Supplied records:
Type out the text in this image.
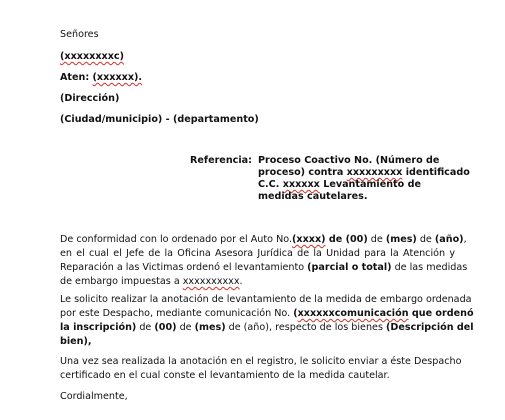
Señores
(xxxxxxxxc)
Aten: (xxxxxx).
(Dirección)
(Ciudad/municipio) - (departamento)
Referencia: Proceso Coactivo No. (Número de
proceso) contra xxxxxxxxx identificado
C.C. xxxxxx Levantamiento de
medidas cautelares.
De conformidad con lo ordenado por el Auto No.(xxxx) de (00) de (mes) de (año),
en el cual el Jefe de la Oficina Asesora Jurídica de la Unidad para la Atención y
Reparación a las Victimas ordenó el levantamiento (parcial o total) de las medidas
de embargo impuestas a xxxxxxxxxx.
Le solicito realizar la anotación de levantamiento de la medida de embargo ordenada
por este Despacho, mediante comunicación No. (xxxxxxcomunicación que ordenó
la inscripción) de (00) de (mes) de (año), respecto de los bienes (Descripción del
bien),
Una vez sea realizada la anotación en el registro, le solicito enviar a éste Despacho
certificado en el cual conste el levantamiento de la medida cautelar.
Cordialmente,
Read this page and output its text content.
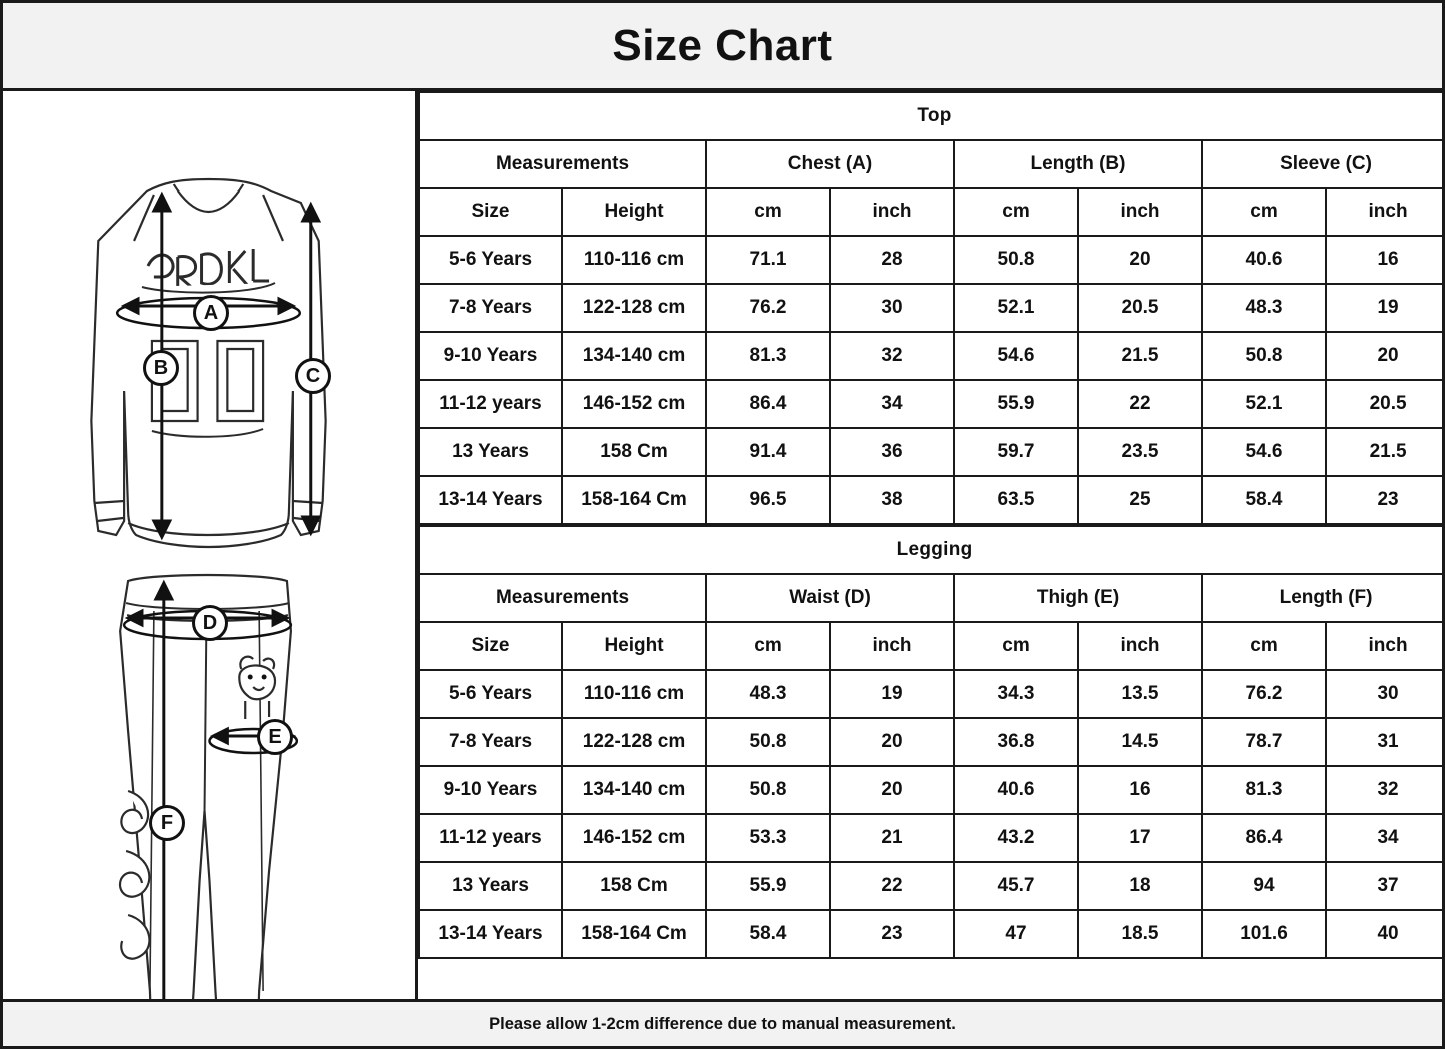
Size Chart
A
B	C
D
E
F
Top							
Measurements		Chest (A)		Length (B)		Sleeve (C)	
Size	Height	cm	inch	cm	inch	cm	inch
5-6 Years	110-116 cm	71.1	28	50.8	20	40.6	16
7-8 Years	122-128 cm	76.2	30	52.1	20.5	48.3	19
9-10 Years	134-140 cm	81.3	32	54.6	21.5	50.8	20
11-12 years	146-152 cm	86.4	34	55.9	22	52.1	20.5
13 Years	158 Cm	91.4	36	59.7	23.5	54.6	21.5
13-14 Years	158-164 Cm	96.5	38	63.5	25	58.4	23
Legging							
Measurements		Waist (D)		Thigh (E)		Length (F)	
Size	Height	cm	inch	cm	inch	cm	inch
5-6 Years	110-116 cm	48.3	19	34.3	13.5	76.2	30
7-8 Years	122-128 cm	50.8	20	36.8	14.5	78.7	31
9-10 Years	134-140 cm	50.8	20	40.6	16	81.3	32
11-12 years	146-152 cm	53.3	21	43.2	17	86.4	34
13 Years	158 Cm	55.9	22	45.7	18	94	37
13-14 Years	158-164 Cm	58.4	23	47	18.5	101.6	40
Please allow 1-2cm difference due to manual measurement.
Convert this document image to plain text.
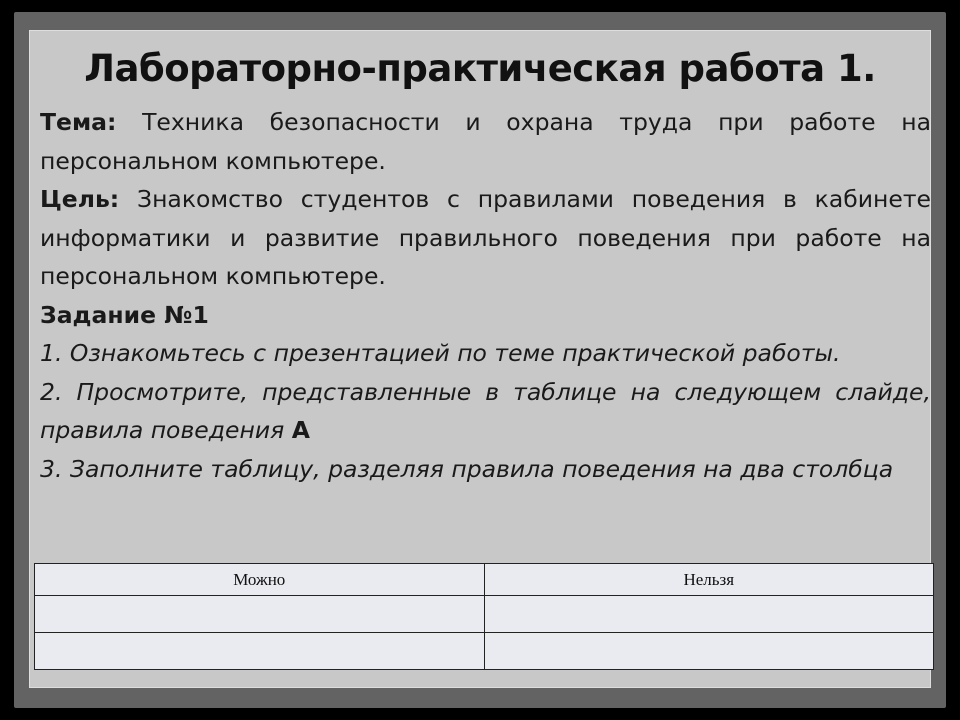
Лабораторно-практическая работа 1.

Тема: Техника безопасности и охрана труда при работе на персональном компьютере.

Цель: Знакомство студентов с правилами поведения в кабинете информатики и развитие правильного поведения при работе на персональном компьютере.

Задание №1

1. Ознакомьтесь с презентацией по теме практической работы.

2. Просмотрите, представленные в таблице на следующем слайде, правила поведения А

3. Заполните таблицу, разделяя правила поведения на два столбца

Можно	Нельзя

Given problem: From the listing above, print every entry precisely and drop the pictures.

Right answer:
Type out the text in this image.
Señores
(xxxxxxxxc)
Aten: (xxxxxx).
(Dirección)
(Ciudad/municipio) - (departamento)
Referencia: Proceso Coactivo No. (Número de
proceso) contra xxxxxxxxx identificado
C.C. xxxxxx Levantamiento de
medidas cautelares.
De conformidad con lo ordenado por el Auto No.(xxxx) de (00) de (mes) de (año),
en el cual el Jefe de la Oficina Asesora Jurídica de la Unidad para la Atención y
Reparación a las Victimas ordenó el levantamiento (parcial o total) de las medidas
de embargo impuestas a xxxxxxxxxx.
Le solicito realizar la anotación de levantamiento de la medida de embargo ordenada
por este Despacho, mediante comunicación No. (xxxxxxcomunicación que ordenó
la inscripción) de (00) de (mes) de (año), respecto de los bienes (Descripción del
bien),
Una vez sea realizada la anotación en el registro, le solicito enviar a éste Despacho
certificado en el cual conste el levantamiento de la medida cautelar.
Cordialmente,
Read this page and output its text content.
Size Chart
A
B	C
D
E
F
Top							
Measurements		Chest (A)		Length (B)		Sleeve (C)	
Size	Height	cm	inch	cm	inch	cm	inch
5-6 Years	110-116 cm	71.1	28	50.8	20	40.6	16
7-8 Years	122-128 cm	76.2	30	52.1	20.5	48.3	19
9-10 Years	134-140 cm	81.3	32	54.6	21.5	50.8	20
11-12 years	146-152 cm	86.4	34	55.9	22	52.1	20.5
13 Years	158 Cm	91.4	36	59.7	23.5	54.6	21.5
13-14 Years	158-164 Cm	96.5	38	63.5	25	58.4	23
Legging							
Measurements		Waist (D)		Thigh (E)		Length (F)	
Size	Height	cm	inch	cm	inch	cm	inch
5-6 Years	110-116 cm	48.3	19	34.3	13.5	76.2	30
7-8 Years	122-128 cm	50.8	20	36.8	14.5	78.7	31
9-10 Years	134-140 cm	50.8	20	40.6	16	81.3	32
11-12 years	146-152 cm	53.3	21	43.2	17	86.4	34
13 Years	158 Cm	55.9	22	45.7	18	94	37
13-14 Years	158-164 Cm	58.4	23	47	18.5	101.6	40
Please allow 1-2cm difference due to manual measurement.
Convert this document image to plain text.
Лабораторно-практическая работа 1.

Тема: Техника безопасности и охрана труда при работе на персональном компьютере.

Цель: Знакомство студентов с правилами поведения в кабинете информатики и развитие правильного поведения при работе на персональном компьютере.

Задание №1

1. Ознакомьтесь с презентацией по теме практической работы.

2. Просмотрите, представленные в таблице на следующем слайде, правила поведения А

3. Заполните таблицу, разделяя правила поведения на два столбца

Можно	Нельзя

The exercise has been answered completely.